> [What to work on]: Pull each line holding "from" out of the entries below.

> [Dataset rows]:
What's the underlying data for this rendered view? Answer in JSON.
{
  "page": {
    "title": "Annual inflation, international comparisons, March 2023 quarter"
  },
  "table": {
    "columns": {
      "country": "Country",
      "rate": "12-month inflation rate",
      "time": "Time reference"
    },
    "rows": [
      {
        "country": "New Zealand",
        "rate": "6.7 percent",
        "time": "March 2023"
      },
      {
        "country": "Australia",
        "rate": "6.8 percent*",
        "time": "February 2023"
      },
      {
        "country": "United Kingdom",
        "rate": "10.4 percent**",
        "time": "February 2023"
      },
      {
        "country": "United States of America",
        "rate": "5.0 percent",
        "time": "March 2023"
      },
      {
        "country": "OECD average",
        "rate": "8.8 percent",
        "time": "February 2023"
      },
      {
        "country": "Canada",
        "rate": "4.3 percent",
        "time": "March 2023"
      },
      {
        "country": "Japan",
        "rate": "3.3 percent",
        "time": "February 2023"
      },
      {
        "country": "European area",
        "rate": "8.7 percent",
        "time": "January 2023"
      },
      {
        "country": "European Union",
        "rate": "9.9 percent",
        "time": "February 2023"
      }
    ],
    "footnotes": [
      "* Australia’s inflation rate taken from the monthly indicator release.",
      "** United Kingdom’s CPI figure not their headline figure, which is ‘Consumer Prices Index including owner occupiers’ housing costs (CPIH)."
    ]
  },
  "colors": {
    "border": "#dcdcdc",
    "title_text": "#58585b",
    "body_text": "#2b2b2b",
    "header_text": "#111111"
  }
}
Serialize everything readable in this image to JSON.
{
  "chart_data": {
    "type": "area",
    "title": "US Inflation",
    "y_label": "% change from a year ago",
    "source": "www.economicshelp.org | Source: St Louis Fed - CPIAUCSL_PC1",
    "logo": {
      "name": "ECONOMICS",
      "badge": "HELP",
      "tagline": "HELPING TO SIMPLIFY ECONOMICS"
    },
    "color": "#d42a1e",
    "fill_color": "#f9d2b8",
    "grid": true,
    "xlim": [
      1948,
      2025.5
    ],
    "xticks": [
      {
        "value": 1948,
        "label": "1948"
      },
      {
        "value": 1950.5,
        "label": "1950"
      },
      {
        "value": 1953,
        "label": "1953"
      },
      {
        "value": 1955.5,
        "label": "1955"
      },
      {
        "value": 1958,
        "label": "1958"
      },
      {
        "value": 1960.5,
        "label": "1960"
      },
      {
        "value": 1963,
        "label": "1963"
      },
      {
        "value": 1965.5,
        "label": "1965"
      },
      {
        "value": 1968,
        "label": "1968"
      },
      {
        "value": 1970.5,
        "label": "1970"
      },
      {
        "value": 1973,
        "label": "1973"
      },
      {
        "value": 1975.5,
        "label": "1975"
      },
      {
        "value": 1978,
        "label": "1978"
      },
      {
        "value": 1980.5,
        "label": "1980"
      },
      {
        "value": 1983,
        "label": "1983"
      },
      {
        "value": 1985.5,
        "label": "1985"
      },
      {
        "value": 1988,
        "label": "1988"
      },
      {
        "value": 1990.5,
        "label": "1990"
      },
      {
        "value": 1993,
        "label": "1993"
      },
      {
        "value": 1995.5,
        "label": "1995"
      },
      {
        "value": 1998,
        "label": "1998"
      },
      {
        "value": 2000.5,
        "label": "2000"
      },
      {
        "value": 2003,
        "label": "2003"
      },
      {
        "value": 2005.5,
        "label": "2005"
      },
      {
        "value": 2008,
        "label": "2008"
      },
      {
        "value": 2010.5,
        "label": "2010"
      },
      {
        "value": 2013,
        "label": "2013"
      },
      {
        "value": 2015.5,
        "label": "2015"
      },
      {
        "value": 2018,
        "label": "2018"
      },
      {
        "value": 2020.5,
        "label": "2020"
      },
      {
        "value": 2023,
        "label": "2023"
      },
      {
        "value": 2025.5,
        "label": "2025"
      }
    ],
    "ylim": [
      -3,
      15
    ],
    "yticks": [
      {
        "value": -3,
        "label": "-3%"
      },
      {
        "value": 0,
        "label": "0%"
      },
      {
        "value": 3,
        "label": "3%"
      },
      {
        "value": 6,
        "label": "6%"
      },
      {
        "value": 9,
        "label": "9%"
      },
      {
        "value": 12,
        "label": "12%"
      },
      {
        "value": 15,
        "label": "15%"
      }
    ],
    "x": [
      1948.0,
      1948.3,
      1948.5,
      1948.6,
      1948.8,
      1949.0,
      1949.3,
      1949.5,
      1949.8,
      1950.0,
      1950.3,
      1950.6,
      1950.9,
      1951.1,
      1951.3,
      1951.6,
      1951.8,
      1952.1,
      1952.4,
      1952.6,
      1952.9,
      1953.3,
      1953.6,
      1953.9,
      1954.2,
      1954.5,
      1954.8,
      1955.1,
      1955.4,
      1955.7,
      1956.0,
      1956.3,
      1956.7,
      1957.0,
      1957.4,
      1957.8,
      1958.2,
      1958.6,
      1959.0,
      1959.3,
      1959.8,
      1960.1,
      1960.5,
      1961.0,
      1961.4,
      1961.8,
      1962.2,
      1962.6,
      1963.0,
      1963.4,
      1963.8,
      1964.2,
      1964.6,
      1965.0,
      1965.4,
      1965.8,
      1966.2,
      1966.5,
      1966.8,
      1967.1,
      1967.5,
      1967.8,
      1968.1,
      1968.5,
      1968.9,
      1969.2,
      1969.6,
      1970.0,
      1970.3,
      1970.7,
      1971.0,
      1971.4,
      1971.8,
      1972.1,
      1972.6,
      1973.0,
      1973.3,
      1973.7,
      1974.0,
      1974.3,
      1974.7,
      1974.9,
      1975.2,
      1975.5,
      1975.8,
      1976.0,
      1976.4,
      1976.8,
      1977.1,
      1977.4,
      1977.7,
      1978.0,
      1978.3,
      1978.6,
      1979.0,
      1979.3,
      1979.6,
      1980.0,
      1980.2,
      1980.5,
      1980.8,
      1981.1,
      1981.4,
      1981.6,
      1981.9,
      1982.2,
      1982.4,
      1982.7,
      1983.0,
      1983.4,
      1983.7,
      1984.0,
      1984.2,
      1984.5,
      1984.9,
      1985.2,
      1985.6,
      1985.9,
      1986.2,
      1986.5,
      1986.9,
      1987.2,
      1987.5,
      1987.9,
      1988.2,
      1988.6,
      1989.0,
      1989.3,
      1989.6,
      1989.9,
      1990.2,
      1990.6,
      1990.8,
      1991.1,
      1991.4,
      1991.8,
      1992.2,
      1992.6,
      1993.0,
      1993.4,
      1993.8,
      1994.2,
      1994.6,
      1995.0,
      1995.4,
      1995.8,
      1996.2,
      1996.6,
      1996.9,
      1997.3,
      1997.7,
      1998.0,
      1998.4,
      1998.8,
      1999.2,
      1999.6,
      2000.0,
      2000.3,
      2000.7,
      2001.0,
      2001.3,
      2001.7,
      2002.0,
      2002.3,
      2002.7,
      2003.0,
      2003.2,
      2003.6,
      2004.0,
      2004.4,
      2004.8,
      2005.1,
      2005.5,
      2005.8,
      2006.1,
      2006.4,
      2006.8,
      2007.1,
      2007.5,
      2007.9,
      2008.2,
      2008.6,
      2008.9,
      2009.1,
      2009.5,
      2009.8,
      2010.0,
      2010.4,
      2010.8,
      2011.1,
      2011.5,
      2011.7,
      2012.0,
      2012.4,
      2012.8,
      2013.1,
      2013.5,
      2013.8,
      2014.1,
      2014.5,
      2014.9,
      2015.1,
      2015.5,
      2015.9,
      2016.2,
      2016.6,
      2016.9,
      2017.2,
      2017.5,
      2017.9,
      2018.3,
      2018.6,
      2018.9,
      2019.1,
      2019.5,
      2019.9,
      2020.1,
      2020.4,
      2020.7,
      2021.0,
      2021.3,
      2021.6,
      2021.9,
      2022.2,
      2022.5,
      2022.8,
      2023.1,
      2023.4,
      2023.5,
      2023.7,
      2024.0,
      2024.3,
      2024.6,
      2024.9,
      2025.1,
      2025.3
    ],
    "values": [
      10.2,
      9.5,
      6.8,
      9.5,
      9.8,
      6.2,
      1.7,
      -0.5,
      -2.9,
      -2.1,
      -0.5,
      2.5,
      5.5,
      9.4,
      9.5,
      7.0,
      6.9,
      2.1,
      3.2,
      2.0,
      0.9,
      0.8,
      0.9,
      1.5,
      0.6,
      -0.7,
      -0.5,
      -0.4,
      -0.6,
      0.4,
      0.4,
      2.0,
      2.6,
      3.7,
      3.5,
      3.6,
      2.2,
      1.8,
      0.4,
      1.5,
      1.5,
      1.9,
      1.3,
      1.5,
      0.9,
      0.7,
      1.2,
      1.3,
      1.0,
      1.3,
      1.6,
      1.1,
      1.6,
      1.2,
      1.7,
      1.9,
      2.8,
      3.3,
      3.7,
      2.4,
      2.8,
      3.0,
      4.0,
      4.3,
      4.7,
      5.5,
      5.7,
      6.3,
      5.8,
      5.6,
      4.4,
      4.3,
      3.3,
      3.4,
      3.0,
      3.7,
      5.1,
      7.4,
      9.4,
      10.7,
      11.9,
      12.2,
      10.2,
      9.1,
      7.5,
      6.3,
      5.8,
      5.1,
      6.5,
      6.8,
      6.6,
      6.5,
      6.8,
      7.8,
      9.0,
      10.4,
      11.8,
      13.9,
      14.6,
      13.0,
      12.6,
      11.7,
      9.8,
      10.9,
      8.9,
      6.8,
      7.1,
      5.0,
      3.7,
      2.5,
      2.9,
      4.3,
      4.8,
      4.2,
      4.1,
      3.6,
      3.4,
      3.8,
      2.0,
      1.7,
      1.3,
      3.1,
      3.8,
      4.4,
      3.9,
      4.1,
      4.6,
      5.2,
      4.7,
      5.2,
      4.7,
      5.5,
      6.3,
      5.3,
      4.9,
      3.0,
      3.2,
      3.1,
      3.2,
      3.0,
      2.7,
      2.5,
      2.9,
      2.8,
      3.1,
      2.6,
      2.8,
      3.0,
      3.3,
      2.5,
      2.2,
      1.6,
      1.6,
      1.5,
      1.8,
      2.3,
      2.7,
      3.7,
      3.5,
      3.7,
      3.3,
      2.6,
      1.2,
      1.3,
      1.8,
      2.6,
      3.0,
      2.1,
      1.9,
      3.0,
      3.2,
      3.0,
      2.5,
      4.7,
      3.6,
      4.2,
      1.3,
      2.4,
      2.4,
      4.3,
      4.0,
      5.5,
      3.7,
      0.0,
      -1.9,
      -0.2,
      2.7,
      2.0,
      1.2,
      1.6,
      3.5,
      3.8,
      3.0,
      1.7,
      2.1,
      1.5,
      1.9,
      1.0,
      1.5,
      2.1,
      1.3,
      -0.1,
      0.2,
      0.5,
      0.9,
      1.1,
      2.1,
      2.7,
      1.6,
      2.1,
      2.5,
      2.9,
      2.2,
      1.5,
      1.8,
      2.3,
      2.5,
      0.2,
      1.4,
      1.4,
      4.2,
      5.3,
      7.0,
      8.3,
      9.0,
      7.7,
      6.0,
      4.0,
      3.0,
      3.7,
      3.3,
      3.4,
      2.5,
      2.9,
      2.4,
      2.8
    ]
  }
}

> [Completed exercise]:
      "* Australia’s inflation rate taken from the monthly indicator release.",
    "y_label": "% change from a year ago",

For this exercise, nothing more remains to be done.